Aufgabenstellung 1
Schreiben Sie aus dem Text zur Anklage im Fall Lübcke den Abschnitt ab, der bei den Worten "Die Bundesanwaltschaft hat" beginnt und nach den Worten "Staatsangehörigen Markus H." endet.

Anklage wegen Mordes zum Nachteil des Kasseler Regierungspräsidenten Dr. Walter Lübcke erhoben

Die Bundesanwaltschaft hat am 29. April 2020 vor dem Staatsschutzsenat des Oberlandesgerichts Frankfurt am Main Anklage gegen

den deutschen Staatsangehörigen Stephan E. und
den deutschen Staatsangehörigen Markus H.

erhoben.

Der Angeschuldigte Stephan E. ist des Mordes (§ 211 StGB) sowie des versuchten Mordes (§ 211, §§ 22, 23 Abs. 1 StGB) hinreichend verdächtig. Im Fall des Mordversuchs wird ihm zudem tateinheitlich eine gefährliche Körperverletzung zur Last gelegt (§ 223 Abs. 1, § 224 Abs. 1 Nr. 2 Alt. 2 und Nr. 5 StGB). Darüber hinaus ist Stephan E. wegen Verstößen gegen das Waffengesetz (§ 52 Abs. 1 Nr. 2 lit. b, Abs. 3 Nr. 2 lit. a und b WaffG) und das Kriegswaffenkontrollgesetz (§ 22a Abs. 1 Nr. 6 lit. a KrWaffKontrG) angeklagt.

Gegen den Angeschuldigten Markus H. besteht der hinreichende Tatverdacht der Beihilfe zum Mord (§ 211, § 27 StGB). Des Weiteren wird ihm ebenfalls ein Verstoß gegen das Waffengesetz (§ 51 Abs. 1 WaffG) vorgeworfen.

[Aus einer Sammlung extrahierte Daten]

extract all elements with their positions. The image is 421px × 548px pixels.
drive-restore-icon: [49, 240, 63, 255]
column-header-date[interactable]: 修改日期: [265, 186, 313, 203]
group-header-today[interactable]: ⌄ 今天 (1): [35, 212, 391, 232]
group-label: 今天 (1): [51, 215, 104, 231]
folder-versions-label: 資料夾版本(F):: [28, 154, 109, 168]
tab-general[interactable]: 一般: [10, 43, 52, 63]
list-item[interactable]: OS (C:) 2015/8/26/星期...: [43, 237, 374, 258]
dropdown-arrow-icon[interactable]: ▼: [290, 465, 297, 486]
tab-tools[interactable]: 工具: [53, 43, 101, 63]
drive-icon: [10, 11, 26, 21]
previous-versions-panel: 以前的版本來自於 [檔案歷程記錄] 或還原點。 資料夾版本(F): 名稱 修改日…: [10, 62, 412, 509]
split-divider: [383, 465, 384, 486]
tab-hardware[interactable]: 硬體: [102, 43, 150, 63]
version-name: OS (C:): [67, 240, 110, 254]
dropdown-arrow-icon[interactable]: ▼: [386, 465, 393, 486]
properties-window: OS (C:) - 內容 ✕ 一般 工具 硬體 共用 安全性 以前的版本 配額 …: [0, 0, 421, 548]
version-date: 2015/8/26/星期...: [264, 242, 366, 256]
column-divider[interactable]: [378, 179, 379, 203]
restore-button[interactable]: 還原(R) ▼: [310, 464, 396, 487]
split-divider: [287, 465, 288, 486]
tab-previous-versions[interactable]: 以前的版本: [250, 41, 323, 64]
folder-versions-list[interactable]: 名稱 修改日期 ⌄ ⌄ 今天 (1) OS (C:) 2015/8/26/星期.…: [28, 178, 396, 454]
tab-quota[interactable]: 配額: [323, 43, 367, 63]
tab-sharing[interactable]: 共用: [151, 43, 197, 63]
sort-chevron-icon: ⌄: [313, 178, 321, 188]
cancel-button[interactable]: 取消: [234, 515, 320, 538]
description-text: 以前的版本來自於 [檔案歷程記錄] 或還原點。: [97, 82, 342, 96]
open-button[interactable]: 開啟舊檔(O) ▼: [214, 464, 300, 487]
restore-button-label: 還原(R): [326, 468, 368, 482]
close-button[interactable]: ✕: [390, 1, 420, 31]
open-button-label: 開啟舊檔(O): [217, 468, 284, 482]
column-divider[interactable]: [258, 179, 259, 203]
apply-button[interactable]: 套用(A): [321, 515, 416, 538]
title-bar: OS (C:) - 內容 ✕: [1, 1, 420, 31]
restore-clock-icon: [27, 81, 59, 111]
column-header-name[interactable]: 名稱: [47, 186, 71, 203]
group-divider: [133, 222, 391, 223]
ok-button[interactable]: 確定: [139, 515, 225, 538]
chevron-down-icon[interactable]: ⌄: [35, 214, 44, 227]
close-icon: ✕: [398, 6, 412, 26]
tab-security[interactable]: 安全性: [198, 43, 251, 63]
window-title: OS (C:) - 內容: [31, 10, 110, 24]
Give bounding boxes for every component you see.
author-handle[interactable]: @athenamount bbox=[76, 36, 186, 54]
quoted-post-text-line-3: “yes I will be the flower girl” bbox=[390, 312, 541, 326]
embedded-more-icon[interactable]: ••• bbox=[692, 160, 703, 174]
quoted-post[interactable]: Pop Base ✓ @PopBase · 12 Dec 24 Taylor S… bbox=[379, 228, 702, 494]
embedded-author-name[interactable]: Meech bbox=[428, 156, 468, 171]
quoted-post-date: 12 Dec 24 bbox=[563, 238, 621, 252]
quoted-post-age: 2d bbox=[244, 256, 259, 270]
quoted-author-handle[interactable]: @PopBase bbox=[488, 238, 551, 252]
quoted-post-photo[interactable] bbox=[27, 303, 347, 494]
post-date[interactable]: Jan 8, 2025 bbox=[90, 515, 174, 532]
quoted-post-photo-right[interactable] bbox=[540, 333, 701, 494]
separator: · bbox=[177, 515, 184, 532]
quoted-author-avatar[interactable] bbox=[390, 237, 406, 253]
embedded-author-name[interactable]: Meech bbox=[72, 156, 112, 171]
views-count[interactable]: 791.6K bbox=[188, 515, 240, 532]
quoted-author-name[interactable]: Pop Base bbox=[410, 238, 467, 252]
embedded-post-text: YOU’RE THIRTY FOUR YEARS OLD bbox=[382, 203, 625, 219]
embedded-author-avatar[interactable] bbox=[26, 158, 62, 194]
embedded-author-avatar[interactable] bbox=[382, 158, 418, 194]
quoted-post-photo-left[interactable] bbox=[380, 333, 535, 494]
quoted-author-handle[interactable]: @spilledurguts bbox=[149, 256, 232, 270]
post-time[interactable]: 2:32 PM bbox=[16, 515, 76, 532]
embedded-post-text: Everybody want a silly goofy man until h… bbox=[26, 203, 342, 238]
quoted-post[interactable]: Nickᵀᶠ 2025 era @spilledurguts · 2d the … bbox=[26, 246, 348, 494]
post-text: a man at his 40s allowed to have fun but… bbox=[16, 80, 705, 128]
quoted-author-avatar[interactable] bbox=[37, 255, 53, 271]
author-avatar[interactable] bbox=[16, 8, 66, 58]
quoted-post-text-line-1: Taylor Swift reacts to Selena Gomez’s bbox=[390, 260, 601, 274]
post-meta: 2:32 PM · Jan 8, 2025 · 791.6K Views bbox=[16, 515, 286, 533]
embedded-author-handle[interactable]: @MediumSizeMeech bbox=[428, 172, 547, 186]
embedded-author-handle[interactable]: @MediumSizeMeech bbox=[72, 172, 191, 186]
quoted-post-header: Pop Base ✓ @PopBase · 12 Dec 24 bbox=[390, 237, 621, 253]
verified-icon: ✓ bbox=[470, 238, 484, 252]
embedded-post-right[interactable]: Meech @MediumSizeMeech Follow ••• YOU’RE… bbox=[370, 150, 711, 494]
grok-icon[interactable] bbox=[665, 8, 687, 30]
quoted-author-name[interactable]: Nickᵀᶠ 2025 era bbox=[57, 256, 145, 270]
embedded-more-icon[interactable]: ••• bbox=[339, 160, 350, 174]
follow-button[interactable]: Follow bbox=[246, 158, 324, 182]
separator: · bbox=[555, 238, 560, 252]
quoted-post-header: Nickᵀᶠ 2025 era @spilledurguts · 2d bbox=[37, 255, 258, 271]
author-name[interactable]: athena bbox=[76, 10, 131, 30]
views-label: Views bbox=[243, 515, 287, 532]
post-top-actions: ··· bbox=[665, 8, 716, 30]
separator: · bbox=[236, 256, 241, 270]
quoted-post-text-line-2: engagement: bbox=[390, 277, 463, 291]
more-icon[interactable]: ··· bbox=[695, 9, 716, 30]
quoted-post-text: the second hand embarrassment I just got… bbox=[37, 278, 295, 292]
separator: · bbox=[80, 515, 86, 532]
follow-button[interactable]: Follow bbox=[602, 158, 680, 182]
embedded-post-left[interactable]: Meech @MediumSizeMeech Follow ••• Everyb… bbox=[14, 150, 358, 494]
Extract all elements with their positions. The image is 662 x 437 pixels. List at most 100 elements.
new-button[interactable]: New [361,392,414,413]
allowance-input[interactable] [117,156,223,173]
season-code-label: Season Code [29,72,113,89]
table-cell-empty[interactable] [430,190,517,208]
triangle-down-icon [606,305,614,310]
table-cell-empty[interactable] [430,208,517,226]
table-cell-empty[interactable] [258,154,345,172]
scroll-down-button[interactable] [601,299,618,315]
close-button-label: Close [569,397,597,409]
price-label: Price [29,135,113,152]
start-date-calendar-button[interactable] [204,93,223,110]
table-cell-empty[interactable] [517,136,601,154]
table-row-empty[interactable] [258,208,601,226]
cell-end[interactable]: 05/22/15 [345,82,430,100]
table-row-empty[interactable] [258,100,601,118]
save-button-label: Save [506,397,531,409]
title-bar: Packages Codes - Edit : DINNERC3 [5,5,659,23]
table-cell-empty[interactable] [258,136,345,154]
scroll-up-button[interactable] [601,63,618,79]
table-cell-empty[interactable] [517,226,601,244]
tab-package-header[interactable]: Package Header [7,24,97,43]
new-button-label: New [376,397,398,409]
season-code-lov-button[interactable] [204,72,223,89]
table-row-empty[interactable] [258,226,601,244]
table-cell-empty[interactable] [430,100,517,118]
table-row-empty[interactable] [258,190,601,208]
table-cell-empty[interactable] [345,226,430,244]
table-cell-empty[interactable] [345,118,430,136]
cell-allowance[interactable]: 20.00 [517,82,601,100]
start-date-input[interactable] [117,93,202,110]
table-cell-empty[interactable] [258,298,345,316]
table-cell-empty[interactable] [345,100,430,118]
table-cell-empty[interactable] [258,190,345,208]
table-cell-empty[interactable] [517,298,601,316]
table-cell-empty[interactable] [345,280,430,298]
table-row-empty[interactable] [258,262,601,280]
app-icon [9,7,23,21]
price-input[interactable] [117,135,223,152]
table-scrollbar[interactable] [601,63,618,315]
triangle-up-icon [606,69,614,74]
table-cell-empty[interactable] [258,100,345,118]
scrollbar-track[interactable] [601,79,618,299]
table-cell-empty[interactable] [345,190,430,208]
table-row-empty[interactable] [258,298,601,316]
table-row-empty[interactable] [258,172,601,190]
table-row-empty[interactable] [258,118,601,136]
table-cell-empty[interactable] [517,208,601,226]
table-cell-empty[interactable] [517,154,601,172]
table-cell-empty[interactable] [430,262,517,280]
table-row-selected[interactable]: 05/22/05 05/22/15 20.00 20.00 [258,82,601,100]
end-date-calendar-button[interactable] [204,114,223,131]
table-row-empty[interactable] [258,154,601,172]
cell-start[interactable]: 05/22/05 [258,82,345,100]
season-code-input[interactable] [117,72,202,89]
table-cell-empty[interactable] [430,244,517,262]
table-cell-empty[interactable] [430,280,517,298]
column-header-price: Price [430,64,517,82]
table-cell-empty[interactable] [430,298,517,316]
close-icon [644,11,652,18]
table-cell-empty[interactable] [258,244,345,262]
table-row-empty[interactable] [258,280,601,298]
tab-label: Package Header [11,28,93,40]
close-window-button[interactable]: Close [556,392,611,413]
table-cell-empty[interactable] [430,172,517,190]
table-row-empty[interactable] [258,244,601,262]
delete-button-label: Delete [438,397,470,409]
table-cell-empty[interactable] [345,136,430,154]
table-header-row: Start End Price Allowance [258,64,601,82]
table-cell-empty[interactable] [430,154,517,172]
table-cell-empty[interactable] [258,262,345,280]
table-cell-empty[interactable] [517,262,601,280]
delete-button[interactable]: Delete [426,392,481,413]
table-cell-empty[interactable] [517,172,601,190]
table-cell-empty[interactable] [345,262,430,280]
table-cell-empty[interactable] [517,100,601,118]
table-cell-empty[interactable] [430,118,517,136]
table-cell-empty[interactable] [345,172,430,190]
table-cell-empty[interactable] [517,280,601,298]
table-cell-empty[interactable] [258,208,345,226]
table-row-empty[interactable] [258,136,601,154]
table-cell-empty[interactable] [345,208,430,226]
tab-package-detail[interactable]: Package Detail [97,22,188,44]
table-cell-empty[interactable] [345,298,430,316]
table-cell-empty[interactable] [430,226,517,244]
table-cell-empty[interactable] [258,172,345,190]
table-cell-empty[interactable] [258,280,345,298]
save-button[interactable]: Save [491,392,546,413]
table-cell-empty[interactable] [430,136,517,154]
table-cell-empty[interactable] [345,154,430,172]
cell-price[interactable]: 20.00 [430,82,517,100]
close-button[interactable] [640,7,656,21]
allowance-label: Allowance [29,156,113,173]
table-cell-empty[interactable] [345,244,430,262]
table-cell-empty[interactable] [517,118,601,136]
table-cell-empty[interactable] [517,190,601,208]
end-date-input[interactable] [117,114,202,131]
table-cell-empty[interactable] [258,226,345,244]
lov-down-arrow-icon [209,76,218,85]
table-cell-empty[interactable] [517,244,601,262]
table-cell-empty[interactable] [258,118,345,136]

Aufgabenstellung 2
Ersetzen Sie in den Datensätzen "column-header-date" durch "column-header-modified", und zwar vom Anfang der Datensätze bis einschließlich der Zeile mit "tab-tools[interactable]: 工具: [53, 43, 101, 63]". Alles Übrige bleibt unverändert, und ausgegeben werden nur diese Zeilen.

Lösung 1
Die Bundesanwaltschaft hat am 29. April 2020 vor dem Staatsschutzsenat des Oberlandesgerichts Frankfurt am Main Anklage gegen

den deutschen Staatsangehörigen Stephan E. und
den deutschen Staatsangehörigen Markus H.

Lösung 2
extract all elements with their positions. The image is 421px × 548px pixels.
drive-restore-icon: [49, 240, 63, 255]
column-header-modified[interactable]: 修改日期: [265, 186, 313, 203]
group-header-today[interactable]: ⌄ 今天 (1): [35, 212, 391, 232]
group-label: 今天 (1): [51, 215, 104, 231]
folder-versions-label: 資料夾版本(F):: [28, 154, 109, 168]
tab-general[interactable]: 一般: [10, 43, 52, 63]
list-item[interactable]: OS (C:) 2015/8/26/星期...: [43, 237, 374, 258]
dropdown-arrow-icon[interactable]: ▼: [290, 465, 297, 486]
tab-tools[interactable]: 工具: [53, 43, 101, 63]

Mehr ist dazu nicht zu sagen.